- Directions -
Write out the records word for word, with no pictures.
-- start Excerpted data --
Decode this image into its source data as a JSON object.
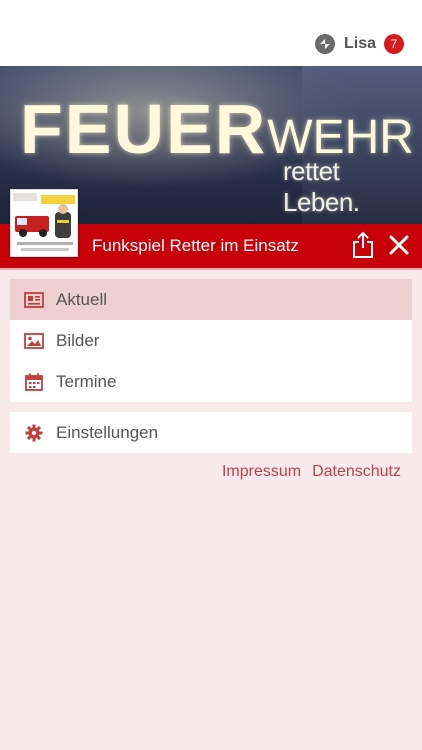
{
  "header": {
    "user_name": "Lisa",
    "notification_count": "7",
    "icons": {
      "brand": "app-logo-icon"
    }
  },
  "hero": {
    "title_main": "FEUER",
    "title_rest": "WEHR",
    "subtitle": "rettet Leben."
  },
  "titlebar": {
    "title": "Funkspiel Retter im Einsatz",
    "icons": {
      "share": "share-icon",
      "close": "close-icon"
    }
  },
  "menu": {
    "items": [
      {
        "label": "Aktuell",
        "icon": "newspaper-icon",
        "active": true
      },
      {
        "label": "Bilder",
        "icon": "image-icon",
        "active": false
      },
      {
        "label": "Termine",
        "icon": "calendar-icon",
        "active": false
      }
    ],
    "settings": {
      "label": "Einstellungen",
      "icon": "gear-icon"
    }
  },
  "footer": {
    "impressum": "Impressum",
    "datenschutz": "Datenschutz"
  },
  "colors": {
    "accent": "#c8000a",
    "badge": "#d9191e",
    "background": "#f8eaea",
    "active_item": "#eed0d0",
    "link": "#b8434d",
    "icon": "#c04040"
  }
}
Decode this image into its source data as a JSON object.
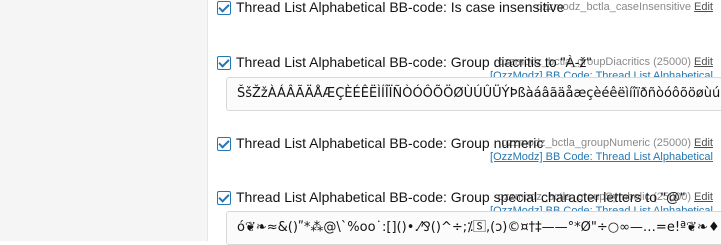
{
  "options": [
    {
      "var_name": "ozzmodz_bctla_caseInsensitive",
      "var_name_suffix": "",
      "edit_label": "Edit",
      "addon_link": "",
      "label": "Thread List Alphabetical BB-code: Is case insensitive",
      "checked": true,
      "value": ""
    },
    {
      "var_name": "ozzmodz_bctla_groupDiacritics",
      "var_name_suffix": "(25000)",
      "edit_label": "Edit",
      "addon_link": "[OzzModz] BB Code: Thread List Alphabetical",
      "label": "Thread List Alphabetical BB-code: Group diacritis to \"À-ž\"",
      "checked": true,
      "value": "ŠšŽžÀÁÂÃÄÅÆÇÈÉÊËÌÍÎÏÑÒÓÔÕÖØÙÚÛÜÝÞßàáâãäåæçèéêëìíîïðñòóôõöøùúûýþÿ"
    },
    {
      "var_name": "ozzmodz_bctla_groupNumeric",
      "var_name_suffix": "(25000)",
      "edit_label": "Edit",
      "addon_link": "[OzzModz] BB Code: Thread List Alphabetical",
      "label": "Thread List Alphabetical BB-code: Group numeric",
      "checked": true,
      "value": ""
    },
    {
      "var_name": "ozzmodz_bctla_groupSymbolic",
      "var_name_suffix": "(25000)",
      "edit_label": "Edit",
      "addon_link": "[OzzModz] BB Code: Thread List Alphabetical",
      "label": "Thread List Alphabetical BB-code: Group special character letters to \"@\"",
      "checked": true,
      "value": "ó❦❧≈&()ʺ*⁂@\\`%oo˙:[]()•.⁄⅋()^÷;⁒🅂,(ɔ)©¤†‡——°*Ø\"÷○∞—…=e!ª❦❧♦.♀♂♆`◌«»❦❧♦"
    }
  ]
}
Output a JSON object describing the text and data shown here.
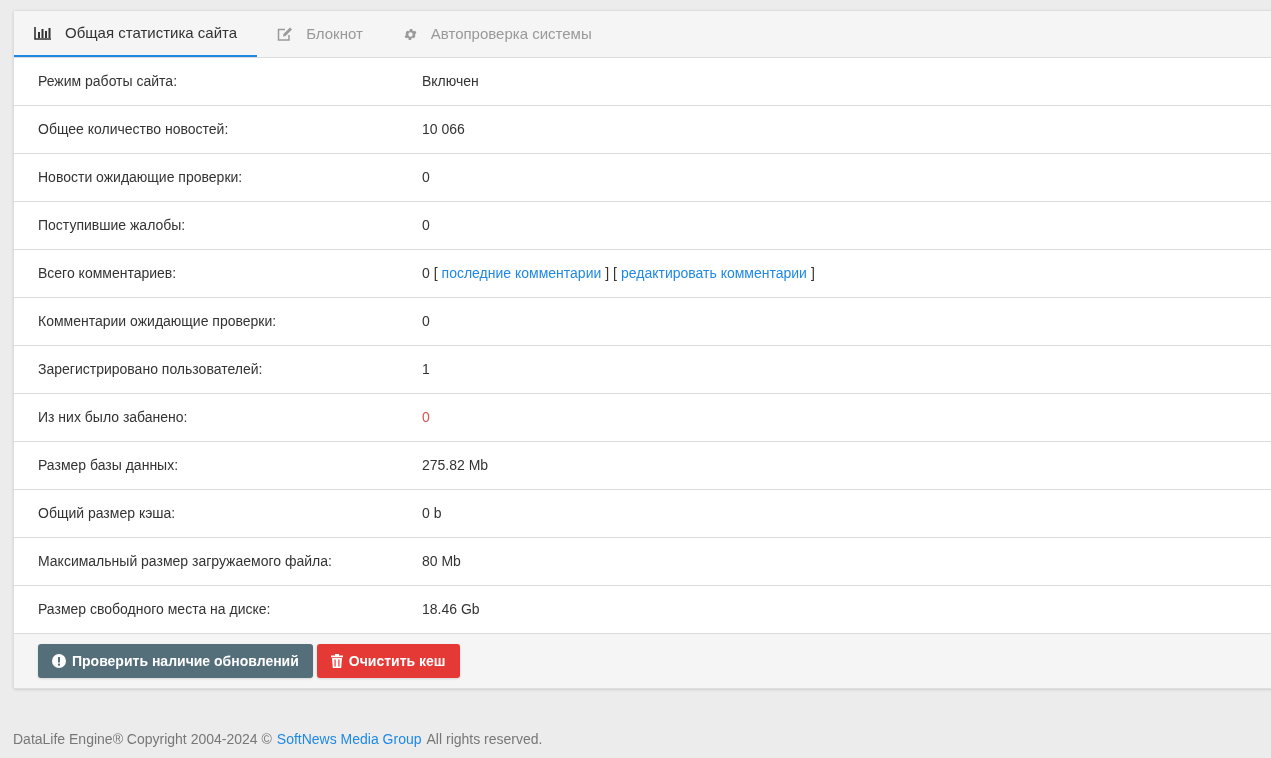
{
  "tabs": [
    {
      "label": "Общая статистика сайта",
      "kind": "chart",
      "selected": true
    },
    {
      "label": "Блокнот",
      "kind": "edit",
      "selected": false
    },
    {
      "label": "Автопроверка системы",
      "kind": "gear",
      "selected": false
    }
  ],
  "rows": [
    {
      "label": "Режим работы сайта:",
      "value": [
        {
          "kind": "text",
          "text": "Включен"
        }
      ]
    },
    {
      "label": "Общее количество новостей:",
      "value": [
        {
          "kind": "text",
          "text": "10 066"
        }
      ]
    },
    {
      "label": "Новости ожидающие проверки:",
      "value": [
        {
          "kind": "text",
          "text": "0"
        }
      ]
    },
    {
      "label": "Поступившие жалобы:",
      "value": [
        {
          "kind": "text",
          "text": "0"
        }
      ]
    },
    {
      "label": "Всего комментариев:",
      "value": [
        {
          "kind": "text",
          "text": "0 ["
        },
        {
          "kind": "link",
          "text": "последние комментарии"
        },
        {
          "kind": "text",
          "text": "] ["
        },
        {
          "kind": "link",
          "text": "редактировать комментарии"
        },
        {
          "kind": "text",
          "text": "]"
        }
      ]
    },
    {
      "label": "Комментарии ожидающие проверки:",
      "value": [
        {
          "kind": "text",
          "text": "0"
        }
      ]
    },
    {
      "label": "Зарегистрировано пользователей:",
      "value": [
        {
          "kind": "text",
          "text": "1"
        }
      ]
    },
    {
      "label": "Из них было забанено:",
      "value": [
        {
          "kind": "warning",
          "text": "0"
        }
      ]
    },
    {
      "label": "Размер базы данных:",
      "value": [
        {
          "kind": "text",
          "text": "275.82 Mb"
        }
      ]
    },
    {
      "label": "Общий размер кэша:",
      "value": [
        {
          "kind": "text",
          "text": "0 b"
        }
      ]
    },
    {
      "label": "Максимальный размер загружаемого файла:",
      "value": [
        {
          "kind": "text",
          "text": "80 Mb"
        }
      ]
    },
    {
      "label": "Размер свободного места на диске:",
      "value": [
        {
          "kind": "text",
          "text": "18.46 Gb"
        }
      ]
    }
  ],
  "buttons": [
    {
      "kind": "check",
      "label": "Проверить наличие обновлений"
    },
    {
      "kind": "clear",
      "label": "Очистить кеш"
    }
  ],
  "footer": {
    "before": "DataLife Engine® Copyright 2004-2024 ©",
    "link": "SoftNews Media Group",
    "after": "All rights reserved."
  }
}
-- end Excerpted data --
- Task response -
Decode this image into its source data as a JSON object.
{
  "header": {
    "user_name": "Lisa",
    "notification_count": "7",
    "icons": {
      "brand": "app-logo-icon"
    }
  },
  "hero": {
    "title_main": "FEUER",
    "title_rest": "WEHR",
    "subtitle": "rettet Leben."
  },
  "titlebar": {
    "title": "Funkspiel Retter im Einsatz",
    "icons": {
      "share": "share-icon",
      "close": "close-icon"
    }
  },
  "menu": {
    "items": [
      {
        "label": "Aktuell",
        "icon": "newspaper-icon",
        "active": true
      },
      {
        "label": "Bilder",
        "icon": "image-icon",
        "active": false
      },
      {
        "label": "Termine",
        "icon": "calendar-icon",
        "active": false
      }
    ],
    "settings": {
      "label": "Einstellungen",
      "icon": "gear-icon"
    }
  },
  "footer": {
    "impressum": "Impressum",
    "datenschutz": "Datenschutz"
  },
  "colors": {
    "accent": "#c8000a",
    "badge": "#d9191e",
    "background": "#f8eaea",
    "active_item": "#eed0d0",
    "link": "#b8434d",
    "icon": "#c04040"
  }
}
Decode this image into its source data as a JSON object.
{
  "options": [
    {
      "var_name": "ozzmodz_bctla_caseInsensitive",
      "var_name_suffix": "",
      "edit_label": "Edit",
      "addon_link": "",
      "label": "Thread List Alphabetical BB-code: Is case insensitive",
      "checked": true,
      "value": ""
    },
    {
      "var_name": "ozzmodz_bctla_groupDiacritics",
      "var_name_suffix": "(25000)",
      "edit_label": "Edit",
      "addon_link": "[OzzModz] BB Code: Thread List Alphabetical",
      "label": "Thread List Alphabetical BB-code: Group diacritis to \"À-ž\"",
      "checked": true,
      "value": "ŠšŽžÀÁÂÃÄÅÆÇÈÉÊËÌÍÎÏÑÒÓÔÕÖØÙÚÛÜÝÞßàáâãäåæçèéêëìíîïðñòóôõöøùúûýþÿ"
    },
    {
      "var_name": "ozzmodz_bctla_groupNumeric",
      "var_name_suffix": "(25000)",
      "edit_label": "Edit",
      "addon_link": "[OzzModz] BB Code: Thread List Alphabetical",
      "label": "Thread List Alphabetical BB-code: Group numeric",
      "checked": true,
      "value": ""
    },
    {
      "var_name": "ozzmodz_bctla_groupSymbolic",
      "var_name_suffix": "(25000)",
      "edit_label": "Edit",
      "addon_link": "[OzzModz] BB Code: Thread List Alphabetical",
      "label": "Thread List Alphabetical BB-code: Group special character letters to \"@\"",
      "checked": true,
      "value": "ó❦❧≈&()ʺ*⁂@\\`%oo˙:[]()•.⁄⅋()^÷;⁒🅂,(ɔ)©¤†‡——°*Ø\"÷○∞—…=e!ª❦❧♦.♀♂♆`◌«»❦❧♦"
    }
  ]
}
Output a JSON object describing the text and data shown here.
{
  "tabs": [
    {
      "label": "Общая статистика сайта",
      "kind": "chart",
      "selected": true
    },
    {
      "label": "Блокнот",
      "kind": "edit",
      "selected": false
    },
    {
      "label": "Автопроверка системы",
      "kind": "gear",
      "selected": false
    }
  ],
  "rows": [
    {
      "label": "Режим работы сайта:",
      "value": [
        {
          "kind": "text",
          "text": "Включен"
        }
      ]
    },
    {
      "label": "Общее количество новостей:",
      "value": [
        {
          "kind": "text",
          "text": "10 066"
        }
      ]
    },
    {
      "label": "Новости ожидающие проверки:",
      "value": [
        {
          "kind": "text",
          "text": "0"
        }
      ]
    },
    {
      "label": "Поступившие жалобы:",
      "value": [
        {
          "kind": "text",
          "text": "0"
        }
      ]
    },
    {
      "label": "Всего комментариев:",
      "value": [
        {
          "kind": "text",
          "text": "0 ["
        },
        {
          "kind": "link",
          "text": "последние комментарии"
        },
        {
          "kind": "text",
          "text": "] ["
        },
        {
          "kind": "link",
          "text": "редактировать комментарии"
        },
        {
          "kind": "text",
          "text": "]"
        }
      ]
    },
    {
      "label": "Комментарии ожидающие проверки:",
      "value": [
        {
          "kind": "text",
          "text": "0"
        }
      ]
    },
    {
      "label": "Зарегистрировано пользователей:",
      "value": [
        {
          "kind": "text",
          "text": "1"
        }
      ]
    },
    {
      "label": "Из них было забанено:",
      "value": [
        {
          "kind": "warning",
          "text": "0"
        }
      ]
    },
    {
      "label": "Размер базы данных:",
      "value": [
        {
          "kind": "text",
          "text": "275.82 Mb"
        }
      ]
    },
    {
      "label": "Общий размер кэша:",
      "value": [
        {
          "kind": "text",
          "text": "0 b"
        }
      ]
    },
    {
      "label": "Максимальный размер загружаемого файла:",
      "value": [
        {
          "kind": "text",
          "text": "80 Mb"
        }
      ]
    },
    {
      "label": "Размер свободного места на диске:",
      "value": [
        {
          "kind": "text",
          "text": "18.46 Gb"
        }
      ]
    }
  ],
  "buttons": [
    {
      "kind": "check",
      "label": "Проверить наличие обновлений"
    },
    {
      "kind": "clear",
      "label": "Очистить кеш"
    }
  ],
  "footer": {
    "before": "DataLife Engine® Copyright 2004-2024 ©",
    "link": "SoftNews Media Group",
    "after": "All rights reserved."
  }
}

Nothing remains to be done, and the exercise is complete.